Task brief: Scan the entries for the string "开发工具及技术介绍" and give the number of lines that have it, nothing further.

Stored data
┄┄┄┄┄┄┄┄┄┄┄┄┄┄┄┄┄┄┄┄
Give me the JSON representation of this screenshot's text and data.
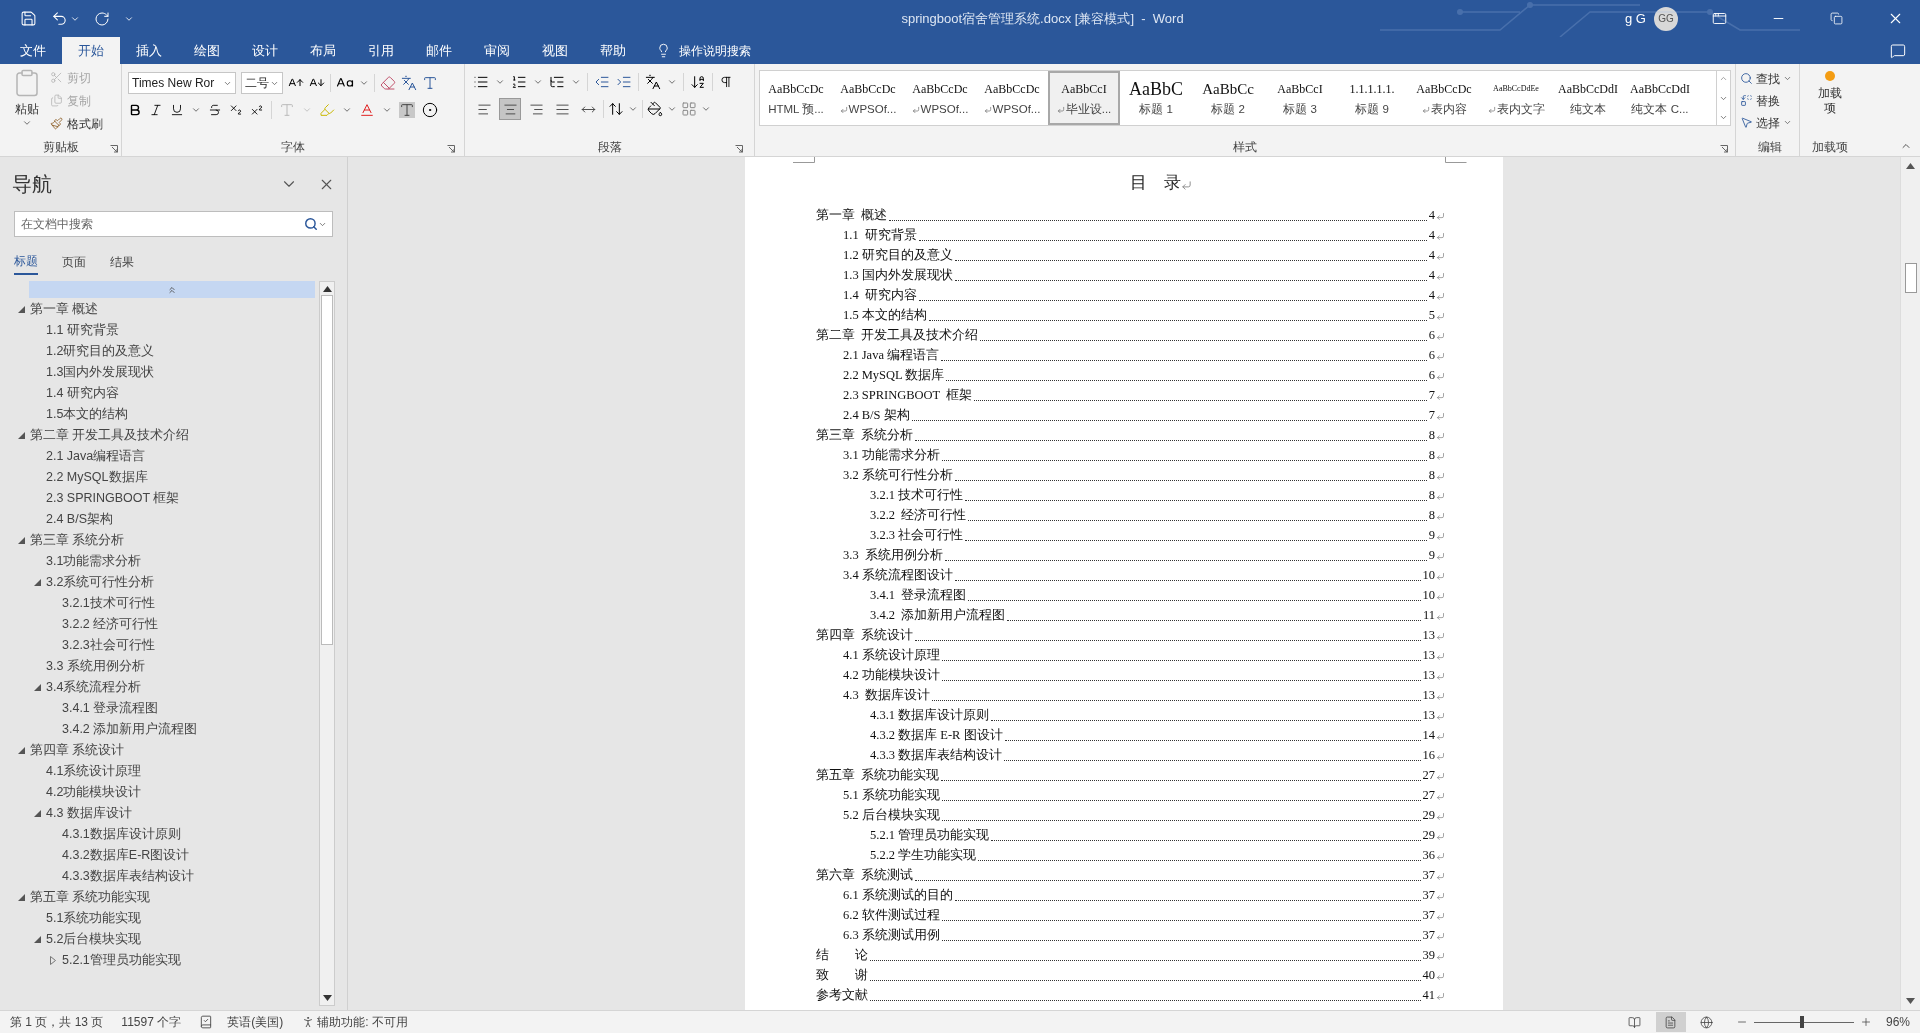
{
  "window": {
    "title": "springboot宿舍管理系统.docx [兼容模式]  -  Word",
    "user": "g G",
    "avatar": "GG"
  },
  "tabs": [
    {
      "label": "文件",
      "selected": false
    },
    {
      "label": "开始",
      "selected": true
    },
    {
      "label": "插入",
      "selected": false
    },
    {
      "label": "绘图",
      "selected": false
    },
    {
      "label": "设计",
      "selected": false
    },
    {
      "label": "布局",
      "selected": false
    },
    {
      "label": "引用",
      "selected": false
    },
    {
      "label": "邮件",
      "selected": false
    },
    {
      "label": "审阅",
      "selected": false
    },
    {
      "label": "视图",
      "selected": false
    },
    {
      "label": "帮助",
      "selected": false
    }
  ],
  "tell_me": "操作说明搜索",
  "ribbon": {
    "clipboard": {
      "group": "剪贴板",
      "paste": {
        "label": "粘贴",
        "disabled": true
      },
      "items": [
        {
          "kind": "cut",
          "label": "剪切",
          "disabled": true
        },
        {
          "kind": "copy",
          "label": "复制",
          "disabled": true
        },
        {
          "kind": "painter",
          "label": "格式刷",
          "disabled": false
        }
      ]
    },
    "font": {
      "group": "字体",
      "name": "Times New Ror",
      "size": "二号"
    },
    "paragraph": {
      "group": "段落",
      "align_buttons": [
        {
          "kind": "left",
          "selected": false
        },
        {
          "kind": "center",
          "selected": true
        },
        {
          "kind": "right",
          "selected": false
        },
        {
          "kind": "justify",
          "selected": false
        },
        {
          "kind": "distributed",
          "selected": false
        }
      ]
    },
    "styles": {
      "group": "样式",
      "items": [
        {
          "preview": "AaBbCcDc",
          "label": "HTML 预...",
          "kind": "normal",
          "linked": false,
          "selected": false
        },
        {
          "preview": "AaBbCcDc",
          "label": "WPSOf...",
          "kind": "normal",
          "linked": true,
          "selected": false
        },
        {
          "preview": "AaBbCcDc",
          "label": "WPSOf...",
          "kind": "normal",
          "linked": true,
          "selected": false
        },
        {
          "preview": "AaBbCcDc",
          "label": "WPSOf...",
          "kind": "normal",
          "linked": true,
          "selected": false
        },
        {
          "preview": "AaBbCcI",
          "label": "毕业设...",
          "kind": "normal",
          "linked": true,
          "selected": true
        },
        {
          "preview": "AaBbC",
          "label": "标题 1",
          "kind": "title",
          "linked": false,
          "selected": false
        },
        {
          "preview": "AaBbCc",
          "label": "标题 2",
          "kind": "heading",
          "linked": false,
          "selected": false
        },
        {
          "preview": "AaBbCcI",
          "label": "标题 3",
          "kind": "normal",
          "linked": false,
          "selected": false
        },
        {
          "preview": "1.1.1.1.1.",
          "label": "标题 9",
          "kind": "normal",
          "linked": false,
          "selected": false
        },
        {
          "preview": "AaBbCcDc",
          "label": "表内容",
          "kind": "normal",
          "linked": true,
          "selected": false
        },
        {
          "preview": "AaBbCcDdEe",
          "label": "表内文字",
          "kind": "small",
          "linked": true,
          "selected": false
        },
        {
          "preview": "AaBbCcDdI",
          "label": "纯文本",
          "kind": "normal",
          "linked": false,
          "selected": false
        },
        {
          "preview": "AaBbCcDdI",
          "label": "纯文本 C...",
          "kind": "normal",
          "linked": false,
          "selected": false
        }
      ]
    },
    "editing": {
      "group": "编辑",
      "items": [
        {
          "kind": "find",
          "label": "查找"
        },
        {
          "kind": "replace",
          "label": "替换"
        },
        {
          "kind": "select",
          "label": "选择"
        }
      ]
    },
    "addins": {
      "group": "加载项",
      "button": "加载项"
    }
  },
  "nav": {
    "title": "导航",
    "search": {
      "placeholder": "在文档中搜索"
    },
    "tabs": [
      {
        "label": "标题",
        "selected": true
      },
      {
        "label": "页面",
        "selected": false
      },
      {
        "label": "结果",
        "selected": false
      }
    ],
    "tree": [
      {
        "label": "第一章 概述",
        "expanded": true,
        "children": [
          {
            "label": "1.1 研究背景"
          },
          {
            "label": "1.2研究目的及意义"
          },
          {
            "label": "1.3国内外发展现状"
          },
          {
            "label": "1.4 研究内容"
          },
          {
            "label": "1.5本文的结构"
          }
        ]
      },
      {
        "label": "第二章 开发工具及技术介绍",
        "expanded": true,
        "children": [
          {
            "label": "2.1 Java编程语言"
          },
          {
            "label": "2.2 MySQL数据库"
          },
          {
            "label": "2.3 SPRINGBOOT 框架"
          },
          {
            "label": "2.4 B/S架构"
          }
        ]
      },
      {
        "label": "第三章 系统分析",
        "expanded": true,
        "children": [
          {
            "label": "3.1功能需求分析"
          },
          {
            "label": "3.2系统可行性分析",
            "expanded": true,
            "children": [
              {
                "label": "3.2.1技术可行性"
              },
              {
                "label": "3.2.2 经济可行性"
              },
              {
                "label": "3.2.3社会可行性"
              }
            ]
          },
          {
            "label": "3.3 系统用例分析"
          },
          {
            "label": "3.4系统流程分析",
            "expanded": true,
            "children": [
              {
                "label": "3.4.1 登录流程图"
              },
              {
                "label": "3.4.2 添加新用户流程图"
              }
            ]
          }
        ]
      },
      {
        "label": "第四章 系统设计",
        "expanded": true,
        "children": [
          {
            "label": "4.1系统设计原理"
          },
          {
            "label": "4.2功能模块设计"
          },
          {
            "label": "4.3 数据库设计",
            "expanded": true,
            "children": [
              {
                "label": "4.3.1数据库设计原则"
              },
              {
                "label": "4.3.2数据库E-R图设计"
              },
              {
                "label": "4.3.3数据库表结构设计"
              }
            ]
          }
        ]
      },
      {
        "label": "第五章 系统功能实现",
        "expanded": true,
        "children": [
          {
            "label": "5.1系统功能实现"
          },
          {
            "label": "5.2后台模块实现",
            "expanded": true,
            "children": [
              {
                "label": "5.2.1管理员功能实现",
                "expanded": false
              }
            ]
          }
        ]
      }
    ]
  },
  "document": {
    "title": "目　录",
    "toc": [
      {
        "title": "第一章  概述",
        "page": "4",
        "children": [
          {
            "title": "1.1  研究背景",
            "page": "4"
          },
          {
            "title": "1.2 研究目的及意义",
            "page": "4"
          },
          {
            "title": "1.3 国内外发展现状",
            "page": "4"
          },
          {
            "title": "1.4  研究内容",
            "page": "4"
          },
          {
            "title": "1.5 本文的结构",
            "page": "5"
          }
        ]
      },
      {
        "title": "第二章  开发工具及技术介绍",
        "page": "6",
        "children": [
          {
            "title": "2.1 Java 编程语言",
            "page": "6"
          },
          {
            "title": "2.2 MySQL 数据库",
            "page": "6"
          },
          {
            "title": "2.3 SPRINGBOOT  框架",
            "page": "7"
          },
          {
            "title": "2.4 B/S 架构",
            "page": "7"
          }
        ]
      },
      {
        "title": "第三章  系统分析",
        "page": "8",
        "children": [
          {
            "title": "3.1 功能需求分析",
            "page": "8"
          },
          {
            "title": "3.2 系统可行性分析",
            "page": "8",
            "children": [
              {
                "title": "3.2.1 技术可行性",
                "page": "8"
              },
              {
                "title": "3.2.2  经济可行性",
                "page": "8"
              },
              {
                "title": "3.2.3 社会可行性",
                "page": "9"
              }
            ]
          },
          {
            "title": "3.3  系统用例分析",
            "page": "9"
          },
          {
            "title": "3.4 系统流程图设计",
            "page": "10",
            "children": [
              {
                "title": "3.4.1  登录流程图",
                "page": "10"
              },
              {
                "title": "3.4.2  添加新用户流程图",
                "page": "11"
              }
            ]
          }
        ]
      },
      {
        "title": "第四章  系统设计",
        "page": "13",
        "children": [
          {
            "title": "4.1 系统设计原理",
            "page": "13"
          },
          {
            "title": "4.2 功能模块设计",
            "page": "13"
          },
          {
            "title": "4.3  数据库设计",
            "page": "13",
            "children": [
              {
                "title": "4.3.1 数据库设计原则",
                "page": "13"
              },
              {
                "title": "4.3.2 数据库 E-R 图设计",
                "page": "14"
              },
              {
                "title": "4.3.3 数据库表结构设计",
                "page": "16"
              }
            ]
          }
        ]
      },
      {
        "title": "第五章  系统功能实现",
        "page": "27",
        "children": [
          {
            "title": "5.1 系统功能实现",
            "page": "27"
          },
          {
            "title": "5.2 后台模块实现",
            "page": "29",
            "children": [
              {
                "title": "5.2.1 管理员功能实现",
                "page": "29"
              },
              {
                "title": "5.2.2 学生功能实现",
                "page": "36"
              }
            ]
          }
        ]
      },
      {
        "title": "第六章  系统测试",
        "page": "37",
        "children": [
          {
            "title": "6.1 系统测试的目的",
            "page": "37"
          },
          {
            "title": "6.2 软件测试过程",
            "page": "37"
          },
          {
            "title": "6.3 系统测试用例",
            "page": "37"
          }
        ]
      },
      {
        "title": "结　　论",
        "page": "39"
      },
      {
        "title": "致　　谢",
        "page": "40"
      },
      {
        "title": "参考文献",
        "page": "41"
      }
    ]
  },
  "status_bar": {
    "page": "第 1 页，共 13 页",
    "words": "11597 个字",
    "language": "英语(美国)",
    "accessibility": "辅助功能: 不可用",
    "views": [
      {
        "kind": "read",
        "selected": false
      },
      {
        "kind": "print",
        "selected": true
      },
      {
        "kind": "web",
        "selected": false
      }
    ],
    "zoom": {
      "level": 0.48,
      "reading": "96%"
    }
  }
}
┄┄┄┄┄┄┄┄┄┄┄┄┄┄┄┄┄┄┄┄
Result below: 2